Mag je zeggen dat de Khoisan minderwaardige mensen zijn -- om het meteen maar eens helemaal op scherp te stellen? Dat vind ik een heel lastige. (Dat één bepaalde, concrete mens, Marc Dutroux bijvoorbeeld, minderwaardig is, dat vind ik dan weer een veel minder onbehaaglijk stemmende uitspraak. Er bestaan verschillen tussen mensen, en er zijn mensen die beter zijn dan doorsnee, en dus ook het omkeerde: mensen die minder goed zijn dan doorsnee.) Oproepen tot geweld, of ook tot minder acute vormen van benadeling, jegens mensen is gelukkig strafbaar, maar valt de vorige uitspraak daaronder? Dat het een evident stuitende uitspraak is, daar zijn we het bij voorbaat over eens, maar daar gaat het niet over. 'Vlamingen zijn stijlloze boeren en racisten', 'Vergeleken bij de Franstalige Belgen zijn de Vlamingen een minderwaardig volkje' -- men mag dat zeggen, voor mijn part, al hoor ik het liever niet.
Ik ontken daarmee allerminst dat 'hate speech', zoals dat in de VS heet, bestaat, en dat een samenleving het recht heeft die niet willoos over zich heen te laten gaan, maar ik zou 'hate speech' wel met grote terughoudendheid willen definiëren. Nee, wat mensen 'niet leuk vinden om te horen' is niet per definitie 'hate speech' -- óók niet als het gaat om betrekkelijk weerloze mensen, onder aan de maatschappelijke ladder, die 'toch al in de hoek zitten waar de klappen vallen', weet u wel, etc. We hebben het hier over recht, niet over psychologie. Ik zeg daarmee niet dat psychologie maatschappelijk niet relevant is, het tegendeel is waar -- maar het zijn nu eenmaal andere categorieën, en het ontzien van culturele gevoeligheden lijkt me geen taak voor de wetgever. Het verminderen van agressie en het bevorderen van verstandhouding lijkt me wél een taak van de samenleving -- maar dan hebben we het dus over politiek, en alweer niet over recht. (Met mijn excuses dat ik zoveel vanzelfsprekendheden oplepel, waarvan ik geen moment denk dat u ze niet zou begrijpen -- maar nu ik toch de moeite neem om het allemaal op te schrijven: beter wat te veel explicietheid dan te weinig.)
Wat belediging betreft: als ik de behoefte zou voelen u te beledigen, en dat ook werkelijk zou doen, dan zet ik mezelf te kijk als een grof, lomp en weinig beschaafd persoon -- maar het mág wel (nee, het moet niet -- dat zeg ik ook niet. 'Wanneer iemand op stijlloze wijze zijn mening verkondigd, mag hij daarop aangesproken worden. Daarmee ontzeg je zijn vrijheid niet (het wordt bevestigd), maar geef je aan dat je inhoud en/of stijl niet bepaald kan waarderen. Daarom zal ik altijd iemand aanspreken wanneer deze respectloos omgaat met anderen,' schreef u eerder. Daar ben ik het volkomen mee eens).
━━━━━━
Schriftelijke opdracht A:
Vertaal de zin "We hebben het hier over recht, niet over psychologie." uit de tekst over vrijheid van meningsuiting in het Engels.
Schriftelijke opdracht B:
Hervat de tekst over vrijheid van meningsuiting na de laatste zin die er staat.
De records staan los van de tekst over vrijheid van meningsuiting.
━━━━━━
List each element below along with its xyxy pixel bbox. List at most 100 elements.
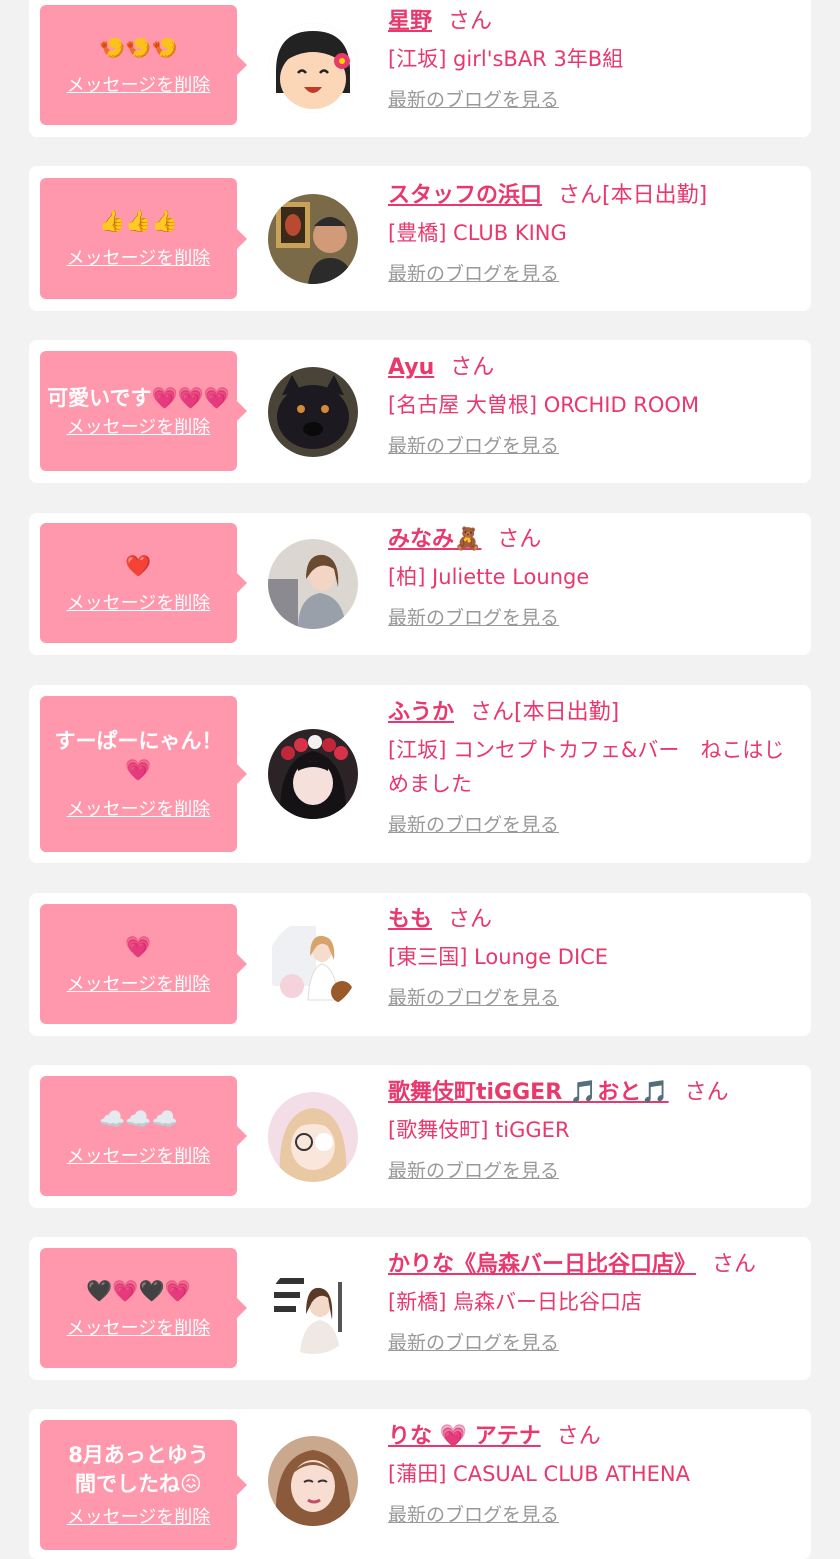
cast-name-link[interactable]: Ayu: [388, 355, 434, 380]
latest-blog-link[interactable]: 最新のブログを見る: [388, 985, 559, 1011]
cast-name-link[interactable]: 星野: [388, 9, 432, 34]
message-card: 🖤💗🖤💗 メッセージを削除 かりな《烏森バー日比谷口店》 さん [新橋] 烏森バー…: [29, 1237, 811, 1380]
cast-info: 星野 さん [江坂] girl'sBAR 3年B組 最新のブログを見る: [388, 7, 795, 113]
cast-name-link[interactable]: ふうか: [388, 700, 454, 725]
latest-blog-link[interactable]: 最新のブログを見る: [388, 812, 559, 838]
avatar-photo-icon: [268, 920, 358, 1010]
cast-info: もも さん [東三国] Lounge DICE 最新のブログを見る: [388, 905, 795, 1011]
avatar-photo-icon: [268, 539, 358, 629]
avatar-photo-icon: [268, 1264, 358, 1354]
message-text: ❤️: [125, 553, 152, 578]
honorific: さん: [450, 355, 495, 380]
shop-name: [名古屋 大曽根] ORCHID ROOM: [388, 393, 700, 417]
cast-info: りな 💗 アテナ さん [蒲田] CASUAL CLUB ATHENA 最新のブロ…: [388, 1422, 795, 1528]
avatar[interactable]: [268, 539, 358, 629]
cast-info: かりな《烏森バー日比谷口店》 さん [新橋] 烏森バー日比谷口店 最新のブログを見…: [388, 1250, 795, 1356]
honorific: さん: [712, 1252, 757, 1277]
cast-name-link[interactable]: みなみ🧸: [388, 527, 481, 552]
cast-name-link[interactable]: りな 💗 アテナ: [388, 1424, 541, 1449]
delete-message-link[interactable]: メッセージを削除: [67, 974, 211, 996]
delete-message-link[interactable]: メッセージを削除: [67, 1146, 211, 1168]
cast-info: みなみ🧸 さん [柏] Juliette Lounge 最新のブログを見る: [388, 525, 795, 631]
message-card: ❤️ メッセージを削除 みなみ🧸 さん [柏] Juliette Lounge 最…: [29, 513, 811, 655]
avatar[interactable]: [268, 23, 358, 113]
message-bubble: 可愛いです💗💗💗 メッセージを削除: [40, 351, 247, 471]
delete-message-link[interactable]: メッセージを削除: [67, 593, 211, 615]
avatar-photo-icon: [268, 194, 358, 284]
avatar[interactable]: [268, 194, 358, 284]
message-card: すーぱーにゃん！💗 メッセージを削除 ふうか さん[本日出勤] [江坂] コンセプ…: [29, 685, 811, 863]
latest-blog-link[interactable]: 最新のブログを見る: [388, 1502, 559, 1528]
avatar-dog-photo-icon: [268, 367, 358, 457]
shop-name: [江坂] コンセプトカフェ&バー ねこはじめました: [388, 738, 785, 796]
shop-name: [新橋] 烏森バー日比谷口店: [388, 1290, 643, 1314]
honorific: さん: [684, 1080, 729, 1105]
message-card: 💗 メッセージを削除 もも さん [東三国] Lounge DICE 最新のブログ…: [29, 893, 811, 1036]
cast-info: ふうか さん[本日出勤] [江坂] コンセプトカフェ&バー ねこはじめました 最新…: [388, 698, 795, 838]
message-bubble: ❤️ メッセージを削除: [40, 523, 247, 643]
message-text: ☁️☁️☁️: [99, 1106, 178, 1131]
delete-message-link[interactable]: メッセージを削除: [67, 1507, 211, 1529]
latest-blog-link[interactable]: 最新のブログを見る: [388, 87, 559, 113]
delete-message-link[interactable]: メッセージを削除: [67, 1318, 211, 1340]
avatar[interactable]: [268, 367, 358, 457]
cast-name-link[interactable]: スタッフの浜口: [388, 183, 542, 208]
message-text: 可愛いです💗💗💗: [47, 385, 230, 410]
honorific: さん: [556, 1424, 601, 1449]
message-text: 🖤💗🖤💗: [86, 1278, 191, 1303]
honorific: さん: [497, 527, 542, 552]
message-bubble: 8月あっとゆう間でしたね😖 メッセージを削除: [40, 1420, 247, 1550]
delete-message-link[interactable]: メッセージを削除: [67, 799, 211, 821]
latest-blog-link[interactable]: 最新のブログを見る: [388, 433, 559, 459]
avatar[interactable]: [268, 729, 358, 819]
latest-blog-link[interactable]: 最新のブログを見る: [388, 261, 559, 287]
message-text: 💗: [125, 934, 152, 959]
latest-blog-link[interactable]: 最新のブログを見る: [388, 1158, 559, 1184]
━━━━━━
Eindresultaat A:
We are talking about law here, not about psychology.

Eindresultaat B:
Tot slot: 'In Nederland hebben organisaties als De Anne Frank Stichting en het CIDI (Centrum Informatie en Documentatie Israël) een atmosfeer hebben geschapen dat je maar naar het Joodse geloof hoeft te wijzen en je bent al antisemiet. Daarbij vergeleken lijken moslims vogelvrij verklaard te zijn en dat is zeer betreurenswaardig,' zegt u. U stelt de dingen hier wel zéér tendentieus voor -- een voorstelling van zaken waarmee ik het niet eens kan zijn.

*

Stijn Vanclooster Wie het recht nodig heeft als vrijgeleide om dingen te doen waarvan iedereen aanvoelt dat ze niet o.k. zijn, gaat in tegen de geest van het recht en spot in laatste instantie met het recht. Wat moet je dan doen? Een optie is de absoluutheid van het recht te vuur en te zwaard verdedigen, soms, zeker, maar nog veel belangrijker: het onderscheid blijven maken tussen de letter en de geest van de wet, en dan zien dat ook wet en recht zoals ze zijn vastgelegd in woorden nooit af zullen zijn.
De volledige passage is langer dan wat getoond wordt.